>>>

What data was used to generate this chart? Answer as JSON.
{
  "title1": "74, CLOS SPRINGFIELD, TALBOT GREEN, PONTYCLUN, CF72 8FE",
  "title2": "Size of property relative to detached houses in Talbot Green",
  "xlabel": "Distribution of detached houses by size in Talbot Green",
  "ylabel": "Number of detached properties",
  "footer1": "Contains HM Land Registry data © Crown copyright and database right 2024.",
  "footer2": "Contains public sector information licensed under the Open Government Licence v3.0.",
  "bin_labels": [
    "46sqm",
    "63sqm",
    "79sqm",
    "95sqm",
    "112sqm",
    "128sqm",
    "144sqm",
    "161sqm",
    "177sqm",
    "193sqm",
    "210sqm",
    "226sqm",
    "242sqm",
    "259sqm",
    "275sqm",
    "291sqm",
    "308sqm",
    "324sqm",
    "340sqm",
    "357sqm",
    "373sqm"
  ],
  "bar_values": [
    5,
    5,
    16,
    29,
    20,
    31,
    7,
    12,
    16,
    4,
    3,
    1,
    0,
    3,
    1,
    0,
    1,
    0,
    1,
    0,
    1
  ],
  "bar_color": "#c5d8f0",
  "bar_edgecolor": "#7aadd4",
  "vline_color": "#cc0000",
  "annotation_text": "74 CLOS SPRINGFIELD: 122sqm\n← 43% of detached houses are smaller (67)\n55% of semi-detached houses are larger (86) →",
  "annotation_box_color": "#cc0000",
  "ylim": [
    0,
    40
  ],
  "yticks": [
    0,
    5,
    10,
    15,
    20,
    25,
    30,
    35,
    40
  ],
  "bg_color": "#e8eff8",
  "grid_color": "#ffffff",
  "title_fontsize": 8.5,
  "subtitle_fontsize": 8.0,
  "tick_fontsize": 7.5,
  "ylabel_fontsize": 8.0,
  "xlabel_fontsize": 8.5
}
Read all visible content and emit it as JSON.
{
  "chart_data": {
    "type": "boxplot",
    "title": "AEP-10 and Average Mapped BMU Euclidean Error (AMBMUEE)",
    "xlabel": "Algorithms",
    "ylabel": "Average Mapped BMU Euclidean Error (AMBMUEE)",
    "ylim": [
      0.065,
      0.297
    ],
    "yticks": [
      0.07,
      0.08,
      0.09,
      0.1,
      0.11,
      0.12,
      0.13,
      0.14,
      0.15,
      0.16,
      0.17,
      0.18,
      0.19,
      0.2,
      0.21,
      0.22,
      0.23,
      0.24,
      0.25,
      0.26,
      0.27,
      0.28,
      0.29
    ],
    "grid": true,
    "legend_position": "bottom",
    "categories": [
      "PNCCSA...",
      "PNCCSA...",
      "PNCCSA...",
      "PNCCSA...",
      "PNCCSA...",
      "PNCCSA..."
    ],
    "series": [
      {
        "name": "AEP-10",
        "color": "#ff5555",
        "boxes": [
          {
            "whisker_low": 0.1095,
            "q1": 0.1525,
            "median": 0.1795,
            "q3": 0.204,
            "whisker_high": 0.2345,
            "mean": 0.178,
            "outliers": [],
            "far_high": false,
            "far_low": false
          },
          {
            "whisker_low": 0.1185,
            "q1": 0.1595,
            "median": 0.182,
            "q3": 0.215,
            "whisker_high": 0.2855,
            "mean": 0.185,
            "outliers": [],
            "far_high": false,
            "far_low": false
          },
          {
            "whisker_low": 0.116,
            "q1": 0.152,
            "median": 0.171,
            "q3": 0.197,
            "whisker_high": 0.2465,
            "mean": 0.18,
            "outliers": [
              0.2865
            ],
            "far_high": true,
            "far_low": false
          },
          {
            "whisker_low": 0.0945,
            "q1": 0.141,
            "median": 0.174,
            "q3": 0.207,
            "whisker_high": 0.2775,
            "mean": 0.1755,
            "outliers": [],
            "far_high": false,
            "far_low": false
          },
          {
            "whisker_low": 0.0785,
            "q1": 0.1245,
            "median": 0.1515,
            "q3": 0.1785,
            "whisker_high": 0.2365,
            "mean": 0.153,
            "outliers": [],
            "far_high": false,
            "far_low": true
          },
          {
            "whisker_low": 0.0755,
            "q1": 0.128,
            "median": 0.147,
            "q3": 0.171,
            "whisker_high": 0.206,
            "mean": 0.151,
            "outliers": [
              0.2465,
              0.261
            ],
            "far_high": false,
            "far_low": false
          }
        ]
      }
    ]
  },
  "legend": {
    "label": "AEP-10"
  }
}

<<<

What is expected>
Send back all of the entries exactly, with nothing missing.

Result of this exercise>
What data was used to generate this chart? Answer as JSON.
{
  "title1": "74, CLOS SPRINGFIELD, TALBOT GREEN, PONTYCLUN, CF72 8FE",
  "title2": "Size of property relative to detached houses in Talbot Green",
  "xlabel": "Distribution of detached houses by size in Talbot Green",
  "ylabel": "Number of detached properties",
  "footer1": "Contains HM Land Registry data © Crown copyright and database right 2024.",
  "footer2": "Contains public sector information licensed under the Open Government Licence v3.0.",
  "bin_labels": [
    "46sqm",
    "63sqm",
    "79sqm",
    "95sqm",
    "112sqm",
    "128sqm",
    "144sqm",
    "161sqm",
    "177sqm",
    "193sqm",
    "210sqm",
    "226sqm",
    "242sqm",
    "259sqm",
    "275sqm",
    "291sqm",
    "308sqm",
    "324sqm",
    "340sqm",
    "357sqm",
    "373sqm"
  ],
  "bar_values": [
    5,
    5,
    16,
    29,
    20,
    31,
    7,
    12,
    16,
    4,
    3,
    1,
    0,
    3,
    1,
    0,
    1,
    0,
    1,
    0,
    1
  ],
  "bar_color": "#c5d8f0",
  "bar_edgecolor": "#7aadd4",
  "vline_color": "#cc0000",
  "annotation_text": "74 CLOS SPRINGFIELD: 122sqm\n← 43% of detached houses are smaller (67)\n55% of semi-detached houses are larger (86) →",
  "annotation_box_color": "#cc0000",
  "ylim": [
    0,
    40
  ],
  "yticks": [
    0,
    5,
    10,
    15,
    20,
    25,
    30,
    35,
    40
  ],
  "bg_color": "#e8eff8",
  "grid_color": "#ffffff",
  "title_fontsize": 8.5,
  "subtitle_fontsize": 8.0,
  "tick_fontsize": 7.5,
  "ylabel_fontsize": 8.0,
  "xlabel_fontsize": 8.5
}
Read all visible content and emit it as JSON.
{
  "chart_data": {
    "type": "boxplot",
    "title": "AEP-10 and Average Mapped BMU Euclidean Error (AMBMUEE)",
    "xlabel": "Algorithms",
    "ylabel": "Average Mapped BMU Euclidean Error (AMBMUEE)",
    "ylim": [
      0.065,
      0.297
    ],
    "yticks": [
      0.07,
      0.08,
      0.09,
      0.1,
      0.11,
      0.12,
      0.13,
      0.14,
      0.15,
      0.16,
      0.17,
      0.18,
      0.19,
      0.2,
      0.21,
      0.22,
      0.23,
      0.24,
      0.25,
      0.26,
      0.27,
      0.28,
      0.29
    ],
    "grid": true,
    "legend_position": "bottom",
    "categories": [
      "PNCCSA...",
      "PNCCSA...",
      "PNCCSA...",
      "PNCCSA...",
      "PNCCSA...",
      "PNCCSA..."
    ],
    "series": [
      {
        "name": "AEP-10",
        "color": "#ff5555",
        "boxes": [
          {
            "whisker_low": 0.1095,
            "q1": 0.1525,
            "median": 0.1795,
            "q3": 0.204,
            "whisker_high": 0.2345,
            "mean": 0.178,
            "outliers": [],
            "far_high": false,
            "far_low": false
          },
          {
            "whisker_low": 0.1185,
            "q1": 0.1595,
            "median": 0.182,
            "q3": 0.215,
            "whisker_high": 0.2855,
            "mean": 0.185,
            "outliers": [],
            "far_high": false,
            "far_low": false
          },
          {
            "whisker_low": 0.116,
            "q1": 0.152,
            "median": 0.171,
            "q3": 0.197,
            "whisker_high": 0.2465,
            "mean": 0.18,
            "outliers": [
              0.2865
            ],
            "far_high": true,
            "far_low": false
          },
          {
            "whisker_low": 0.0945,
            "q1": 0.141,
            "median": 0.174,
            "q3": 0.207,
            "whisker_high": 0.2775,
            "mean": 0.1755,
            "outliers": [],
            "far_high": false,
            "far_low": false
          },
          {
            "whisker_low": 0.0785,
            "q1": 0.1245,
            "median": 0.1515,
            "q3": 0.1785,
            "whisker_high": 0.2365,
            "mean": 0.153,
            "outliers": [],
            "far_high": false,
            "far_low": true
          },
          {
            "whisker_low": 0.0755,
            "q1": 0.128,
            "median": 0.147,
            "q3": 0.171,
            "whisker_high": 0.206,
            "mean": 0.151,
            "outliers": [
              0.2465,
              0.261
            ],
            "far_high": false,
            "far_low": false
          }
        ]
      }
    ]
  },
  "legend": {
    "label": "AEP-10"
  }
}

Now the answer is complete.